● **What is being asked**: Records follow. Select each line holding "gametes".

________________

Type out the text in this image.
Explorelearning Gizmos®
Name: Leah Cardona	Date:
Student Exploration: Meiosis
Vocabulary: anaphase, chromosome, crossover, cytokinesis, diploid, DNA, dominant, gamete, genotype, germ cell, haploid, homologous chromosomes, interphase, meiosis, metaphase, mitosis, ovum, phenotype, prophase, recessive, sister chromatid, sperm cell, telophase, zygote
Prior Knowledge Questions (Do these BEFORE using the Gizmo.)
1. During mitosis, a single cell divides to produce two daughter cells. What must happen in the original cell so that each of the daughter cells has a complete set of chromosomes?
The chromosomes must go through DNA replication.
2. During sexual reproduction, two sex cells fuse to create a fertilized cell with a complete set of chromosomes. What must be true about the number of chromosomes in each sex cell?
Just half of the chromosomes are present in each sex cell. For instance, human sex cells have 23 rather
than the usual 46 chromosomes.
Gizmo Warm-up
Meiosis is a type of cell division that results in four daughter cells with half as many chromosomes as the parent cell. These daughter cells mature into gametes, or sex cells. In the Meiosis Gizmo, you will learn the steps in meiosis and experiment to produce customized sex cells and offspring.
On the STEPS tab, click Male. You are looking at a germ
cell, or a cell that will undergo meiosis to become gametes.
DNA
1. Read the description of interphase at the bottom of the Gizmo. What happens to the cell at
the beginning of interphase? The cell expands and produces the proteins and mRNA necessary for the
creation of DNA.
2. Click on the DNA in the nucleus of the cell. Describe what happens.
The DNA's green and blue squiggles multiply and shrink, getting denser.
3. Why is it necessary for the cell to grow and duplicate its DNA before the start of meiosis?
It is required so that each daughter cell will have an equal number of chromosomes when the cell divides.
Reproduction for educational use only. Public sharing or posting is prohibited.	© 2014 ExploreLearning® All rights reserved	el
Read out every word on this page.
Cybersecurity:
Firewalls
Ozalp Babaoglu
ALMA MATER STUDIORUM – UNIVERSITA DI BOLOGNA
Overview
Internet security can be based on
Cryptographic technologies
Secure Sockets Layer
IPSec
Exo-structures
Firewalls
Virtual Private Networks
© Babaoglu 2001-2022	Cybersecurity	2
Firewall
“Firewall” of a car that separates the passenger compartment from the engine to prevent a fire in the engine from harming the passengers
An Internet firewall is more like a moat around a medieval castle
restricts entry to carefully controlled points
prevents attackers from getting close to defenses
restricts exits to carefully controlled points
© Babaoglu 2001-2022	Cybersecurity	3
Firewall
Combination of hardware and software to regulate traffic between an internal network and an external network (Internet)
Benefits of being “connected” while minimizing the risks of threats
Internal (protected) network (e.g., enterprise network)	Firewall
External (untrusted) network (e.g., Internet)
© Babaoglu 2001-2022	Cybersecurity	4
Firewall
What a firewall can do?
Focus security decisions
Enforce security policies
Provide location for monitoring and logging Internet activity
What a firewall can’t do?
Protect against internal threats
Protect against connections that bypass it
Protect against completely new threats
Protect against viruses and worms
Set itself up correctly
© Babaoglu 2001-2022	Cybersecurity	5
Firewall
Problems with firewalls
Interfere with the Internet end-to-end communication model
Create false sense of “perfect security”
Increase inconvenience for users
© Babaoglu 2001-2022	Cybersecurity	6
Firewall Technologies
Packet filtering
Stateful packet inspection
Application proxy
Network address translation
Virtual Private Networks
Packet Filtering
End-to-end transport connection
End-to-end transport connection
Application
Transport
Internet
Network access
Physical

________________

● **Solution below**:
Meiosis is a type of cell division that results in four daughter cells with half as many chromosomes as the parent cell. These daughter cells mature into gametes, or sex cells. In the Meiosis Gizmo, you will learn the steps in meiosis and experiment to produce customized sex cells and offspring.
cell, or a cell that will undergo meiosis to become gametes.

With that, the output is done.